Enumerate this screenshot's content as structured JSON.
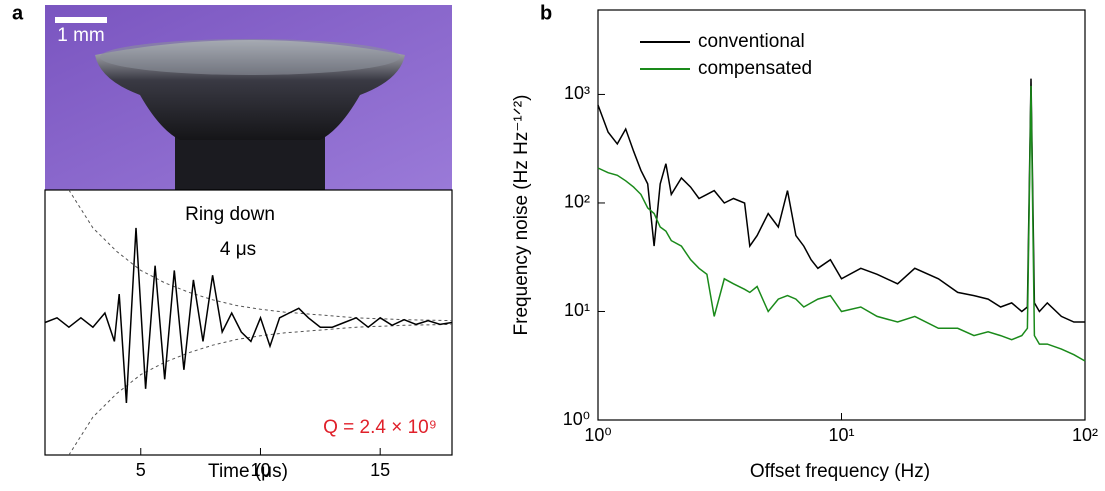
{
  "chart_data": [
    {
      "type": "line",
      "panel": "a",
      "scale_bar": "1 mm",
      "annotations": [
        "Ring down",
        "4 μs",
        "Q = 2.4 × 10⁹"
      ],
      "xlabel": "Time (μs)",
      "xlim": [
        1,
        18
      ],
      "xticks": [
        5,
        10,
        15
      ],
      "ylim": [
        -1.4,
        1.4
      ],
      "x": [
        1,
        1.5,
        2,
        2.5,
        3,
        3.5,
        3.9,
        4.1,
        4.4,
        4.8,
        5.2,
        5.6,
        6.0,
        6.4,
        6.8,
        7.2,
        7.6,
        8.0,
        8.4,
        8.8,
        9.2,
        9.6,
        10,
        10.4,
        10.8,
        11.2,
        11.6,
        12,
        12.5,
        13,
        13.5,
        14,
        14.5,
        15,
        15.5,
        16,
        16.5,
        17,
        17.5,
        18
      ],
      "series": [
        {
          "color": "#000000",
          "values": [
            0,
            0.05,
            -0.05,
            0.05,
            -0.05,
            0.1,
            -0.2,
            0.3,
            -0.85,
            1.0,
            -0.7,
            0.6,
            -0.6,
            0.55,
            -0.5,
            0.45,
            -0.2,
            0.5,
            -0.1,
            0.1,
            -0.1,
            -0.2,
            0.05,
            -0.25,
            0.05,
            0.1,
            0.15,
            0.05,
            -0.05,
            -0.05,
            0,
            0.05,
            -0.05,
            0.05,
            -0.03,
            0.03,
            -0.02,
            0.02,
            -0.02,
            0
          ]
        }
      ],
      "envelope": {
        "color": "#555555",
        "x": [
          2,
          3,
          4,
          5,
          6,
          7,
          8,
          9,
          10,
          11,
          12,
          14,
          16,
          18
        ],
        "upper": [
          1.4,
          1.0,
          0.75,
          0.55,
          0.42,
          0.32,
          0.24,
          0.18,
          0.14,
          0.11,
          0.09,
          0.05,
          0.03,
          0.02
        ],
        "lower": [
          -1.4,
          -1.0,
          -0.75,
          -0.55,
          -0.42,
          -0.32,
          -0.24,
          -0.18,
          -0.14,
          -0.11,
          -0.09,
          -0.05,
          -0.03,
          -0.02
        ]
      }
    },
    {
      "type": "line",
      "panel": "b",
      "xlabel": "Offset frequency (Hz)",
      "ylabel": "Frequency noise (Hz Hz⁻¹ᐟ²)",
      "xlog": true,
      "ylog": true,
      "xlim": [
        1,
        100
      ],
      "ylim": [
        1,
        6000
      ],
      "xticks": [
        {
          "value": 1,
          "label": "10⁰"
        },
        {
          "value": 10,
          "label": "10¹"
        },
        {
          "value": 100,
          "label": "10²"
        }
      ],
      "yticks": [
        {
          "value": 1,
          "label": "10⁰"
        },
        {
          "value": 10,
          "label": "10¹"
        },
        {
          "value": 100,
          "label": "10²"
        },
        {
          "value": 1000,
          "label": "10³"
        }
      ],
      "legend": "upper left",
      "x": [
        1,
        1.1,
        1.2,
        1.3,
        1.4,
        1.5,
        1.6,
        1.7,
        1.8,
        1.9,
        2.0,
        2.2,
        2.4,
        2.6,
        2.8,
        3.0,
        3.3,
        3.6,
        4.0,
        4.2,
        4.5,
        5,
        5.5,
        6,
        6.5,
        7,
        7.5,
        8,
        9,
        10,
        12,
        14,
        17,
        20,
        25,
        30,
        35,
        40,
        45,
        50,
        55,
        58,
        60,
        62,
        65,
        70,
        80,
        90,
        100
      ],
      "series": [
        {
          "name": "conventional",
          "color": "#000000",
          "values": [
            800,
            450,
            350,
            480,
            300,
            200,
            150,
            40,
            150,
            230,
            120,
            170,
            140,
            110,
            120,
            130,
            100,
            110,
            100,
            40,
            50,
            80,
            60,
            130,
            50,
            40,
            30,
            25,
            30,
            20,
            25,
            22,
            18,
            25,
            20,
            15,
            14,
            13,
            11,
            12,
            10,
            11,
            1400,
            12,
            10,
            12,
            9,
            8,
            8
          ]
        },
        {
          "name": "compensated",
          "color": "#1a8a1a",
          "values": [
            210,
            190,
            180,
            160,
            140,
            120,
            90,
            80,
            60,
            55,
            45,
            40,
            30,
            25,
            22,
            9,
            20,
            18,
            16,
            15,
            17,
            10,
            13,
            14,
            13,
            11,
            12,
            13,
            14,
            10,
            11,
            9,
            8,
            9,
            7,
            7,
            6,
            6.5,
            6,
            5.5,
            6,
            7,
            1200,
            6,
            5,
            5,
            4.5,
            4,
            3.5
          ]
        }
      ]
    }
  ]
}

▬▬▬▬▬▬▬▬▬▬

YOUR TASK:
Scan the material for lines with the word "xlabel", and copy each line you find.

EXERCISE ANSWER:
      "xlabel": "Time (μs)",
      "xlabel": "Offset frequency (Hz)",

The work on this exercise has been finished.